*Work to complete*
Repeat the records word for word, from their first line through the line containing "toc-leader-dots — [174, 502, 635, 522]", including both of those lines.

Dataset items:
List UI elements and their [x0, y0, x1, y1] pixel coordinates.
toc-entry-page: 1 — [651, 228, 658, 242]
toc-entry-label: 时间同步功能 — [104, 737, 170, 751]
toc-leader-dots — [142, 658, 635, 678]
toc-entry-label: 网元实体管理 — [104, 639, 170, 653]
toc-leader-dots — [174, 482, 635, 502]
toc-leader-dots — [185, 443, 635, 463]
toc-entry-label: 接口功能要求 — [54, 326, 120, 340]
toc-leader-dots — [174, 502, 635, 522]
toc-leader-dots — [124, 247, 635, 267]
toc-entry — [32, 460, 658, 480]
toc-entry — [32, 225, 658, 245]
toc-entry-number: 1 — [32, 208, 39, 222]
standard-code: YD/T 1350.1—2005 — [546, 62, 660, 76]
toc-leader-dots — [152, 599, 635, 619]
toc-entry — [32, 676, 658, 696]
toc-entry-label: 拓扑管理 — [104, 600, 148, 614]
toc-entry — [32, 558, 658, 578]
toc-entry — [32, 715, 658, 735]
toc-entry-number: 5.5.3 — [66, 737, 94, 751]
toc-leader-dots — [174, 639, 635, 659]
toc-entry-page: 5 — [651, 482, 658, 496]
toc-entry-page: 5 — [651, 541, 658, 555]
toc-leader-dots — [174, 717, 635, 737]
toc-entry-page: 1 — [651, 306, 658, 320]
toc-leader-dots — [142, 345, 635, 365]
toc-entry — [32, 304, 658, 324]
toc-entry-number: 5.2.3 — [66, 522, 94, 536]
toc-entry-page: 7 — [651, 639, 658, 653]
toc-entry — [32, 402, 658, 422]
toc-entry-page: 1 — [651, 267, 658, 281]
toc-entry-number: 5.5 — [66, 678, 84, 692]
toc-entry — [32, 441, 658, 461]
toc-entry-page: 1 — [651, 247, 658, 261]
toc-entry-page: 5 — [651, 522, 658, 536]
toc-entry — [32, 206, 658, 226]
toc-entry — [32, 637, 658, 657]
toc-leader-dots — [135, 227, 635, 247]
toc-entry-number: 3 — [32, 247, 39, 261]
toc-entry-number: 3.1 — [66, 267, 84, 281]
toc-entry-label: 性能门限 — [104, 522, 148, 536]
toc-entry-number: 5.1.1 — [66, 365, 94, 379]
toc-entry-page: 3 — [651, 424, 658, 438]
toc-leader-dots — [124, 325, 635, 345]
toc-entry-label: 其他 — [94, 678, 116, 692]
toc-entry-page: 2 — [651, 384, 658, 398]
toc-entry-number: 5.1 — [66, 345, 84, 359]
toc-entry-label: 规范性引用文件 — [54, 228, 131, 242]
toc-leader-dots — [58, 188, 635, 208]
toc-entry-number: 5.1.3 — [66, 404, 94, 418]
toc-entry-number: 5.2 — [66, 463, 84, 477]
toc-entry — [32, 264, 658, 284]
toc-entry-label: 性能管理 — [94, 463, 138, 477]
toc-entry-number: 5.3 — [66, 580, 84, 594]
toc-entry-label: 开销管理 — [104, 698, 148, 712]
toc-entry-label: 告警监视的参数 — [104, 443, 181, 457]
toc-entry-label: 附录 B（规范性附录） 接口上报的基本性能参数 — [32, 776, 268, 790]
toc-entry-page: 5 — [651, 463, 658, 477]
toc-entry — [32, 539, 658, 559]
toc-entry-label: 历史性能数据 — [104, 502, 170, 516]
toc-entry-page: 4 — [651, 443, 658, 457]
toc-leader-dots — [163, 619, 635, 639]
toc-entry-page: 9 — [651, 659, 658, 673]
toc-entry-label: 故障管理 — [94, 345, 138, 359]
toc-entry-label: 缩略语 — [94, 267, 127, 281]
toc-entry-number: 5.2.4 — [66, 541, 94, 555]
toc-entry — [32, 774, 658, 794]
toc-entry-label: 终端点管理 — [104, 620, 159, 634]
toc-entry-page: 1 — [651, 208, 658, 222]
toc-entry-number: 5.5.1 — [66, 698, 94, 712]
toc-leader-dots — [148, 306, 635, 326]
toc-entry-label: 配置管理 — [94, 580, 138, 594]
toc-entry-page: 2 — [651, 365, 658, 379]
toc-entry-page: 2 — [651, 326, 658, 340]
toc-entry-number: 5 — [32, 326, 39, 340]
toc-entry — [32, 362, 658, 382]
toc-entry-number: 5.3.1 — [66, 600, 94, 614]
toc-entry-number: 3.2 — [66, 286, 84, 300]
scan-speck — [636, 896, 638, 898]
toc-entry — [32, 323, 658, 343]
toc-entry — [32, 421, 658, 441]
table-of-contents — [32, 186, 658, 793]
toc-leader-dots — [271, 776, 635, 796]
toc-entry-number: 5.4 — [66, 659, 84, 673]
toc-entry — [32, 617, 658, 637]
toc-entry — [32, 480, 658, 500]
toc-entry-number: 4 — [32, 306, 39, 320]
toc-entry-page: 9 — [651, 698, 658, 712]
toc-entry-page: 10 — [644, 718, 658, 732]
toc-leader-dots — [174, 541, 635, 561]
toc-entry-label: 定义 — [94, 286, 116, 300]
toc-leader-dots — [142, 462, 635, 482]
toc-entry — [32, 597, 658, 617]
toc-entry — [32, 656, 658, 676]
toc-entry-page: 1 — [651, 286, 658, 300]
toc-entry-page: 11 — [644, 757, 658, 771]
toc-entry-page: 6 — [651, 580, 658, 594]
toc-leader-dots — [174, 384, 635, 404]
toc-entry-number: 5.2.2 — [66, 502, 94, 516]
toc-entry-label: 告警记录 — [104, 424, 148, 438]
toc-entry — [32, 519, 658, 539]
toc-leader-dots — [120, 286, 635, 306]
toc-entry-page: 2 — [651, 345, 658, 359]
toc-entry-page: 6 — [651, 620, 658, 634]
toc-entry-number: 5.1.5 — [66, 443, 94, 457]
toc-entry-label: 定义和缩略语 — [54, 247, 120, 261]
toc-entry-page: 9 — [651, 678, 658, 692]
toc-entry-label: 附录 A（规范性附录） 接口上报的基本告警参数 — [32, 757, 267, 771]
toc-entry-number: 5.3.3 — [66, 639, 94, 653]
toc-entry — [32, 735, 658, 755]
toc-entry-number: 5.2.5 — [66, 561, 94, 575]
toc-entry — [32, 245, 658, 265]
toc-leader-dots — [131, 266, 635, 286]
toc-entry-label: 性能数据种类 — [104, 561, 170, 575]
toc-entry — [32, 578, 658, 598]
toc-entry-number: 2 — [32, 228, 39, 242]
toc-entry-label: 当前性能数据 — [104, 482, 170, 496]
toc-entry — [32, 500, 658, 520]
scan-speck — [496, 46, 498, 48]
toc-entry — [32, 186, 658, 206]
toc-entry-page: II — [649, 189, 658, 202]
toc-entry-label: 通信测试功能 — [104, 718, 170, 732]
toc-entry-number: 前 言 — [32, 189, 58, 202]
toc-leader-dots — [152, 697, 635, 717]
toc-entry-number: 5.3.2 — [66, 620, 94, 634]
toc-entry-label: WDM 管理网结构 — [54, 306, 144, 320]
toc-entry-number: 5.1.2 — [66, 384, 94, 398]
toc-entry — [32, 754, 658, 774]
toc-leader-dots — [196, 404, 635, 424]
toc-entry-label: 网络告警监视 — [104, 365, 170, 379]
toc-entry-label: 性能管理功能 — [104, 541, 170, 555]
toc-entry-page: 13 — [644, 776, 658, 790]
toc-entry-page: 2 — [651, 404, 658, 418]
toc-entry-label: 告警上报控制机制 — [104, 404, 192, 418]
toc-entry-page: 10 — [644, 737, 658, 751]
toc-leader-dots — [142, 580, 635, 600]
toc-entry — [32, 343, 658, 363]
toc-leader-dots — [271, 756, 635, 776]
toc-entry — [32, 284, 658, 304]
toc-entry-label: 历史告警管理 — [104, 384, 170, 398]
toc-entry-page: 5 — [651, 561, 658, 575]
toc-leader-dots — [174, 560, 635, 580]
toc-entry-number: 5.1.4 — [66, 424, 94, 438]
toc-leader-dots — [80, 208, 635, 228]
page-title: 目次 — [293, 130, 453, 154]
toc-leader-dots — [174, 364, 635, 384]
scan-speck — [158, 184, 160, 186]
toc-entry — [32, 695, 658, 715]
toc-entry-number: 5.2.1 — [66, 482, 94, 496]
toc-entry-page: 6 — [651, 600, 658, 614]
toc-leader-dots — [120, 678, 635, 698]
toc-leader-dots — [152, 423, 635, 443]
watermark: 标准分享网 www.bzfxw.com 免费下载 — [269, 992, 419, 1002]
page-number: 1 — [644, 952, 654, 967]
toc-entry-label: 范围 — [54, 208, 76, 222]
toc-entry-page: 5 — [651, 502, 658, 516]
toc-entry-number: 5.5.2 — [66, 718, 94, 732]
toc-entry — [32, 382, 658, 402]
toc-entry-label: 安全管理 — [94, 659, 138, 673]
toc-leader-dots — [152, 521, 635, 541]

*Task output*
List UI elements and their [x0, y0, x1, y1] pixel coordinates.
toc-entry-page: 1 — [651, 228, 658, 242]
toc-entry-label: 时间同步功能 — [104, 737, 170, 751]
toc-leader-dots — [142, 658, 635, 678]
toc-entry-label: 网元实体管理 — [104, 639, 170, 653]
toc-leader-dots — [174, 482, 635, 502]
toc-leader-dots — [185, 443, 635, 463]
toc-entry-label: 接口功能要求 — [54, 326, 120, 340]
toc-leader-dots — [174, 502, 635, 522]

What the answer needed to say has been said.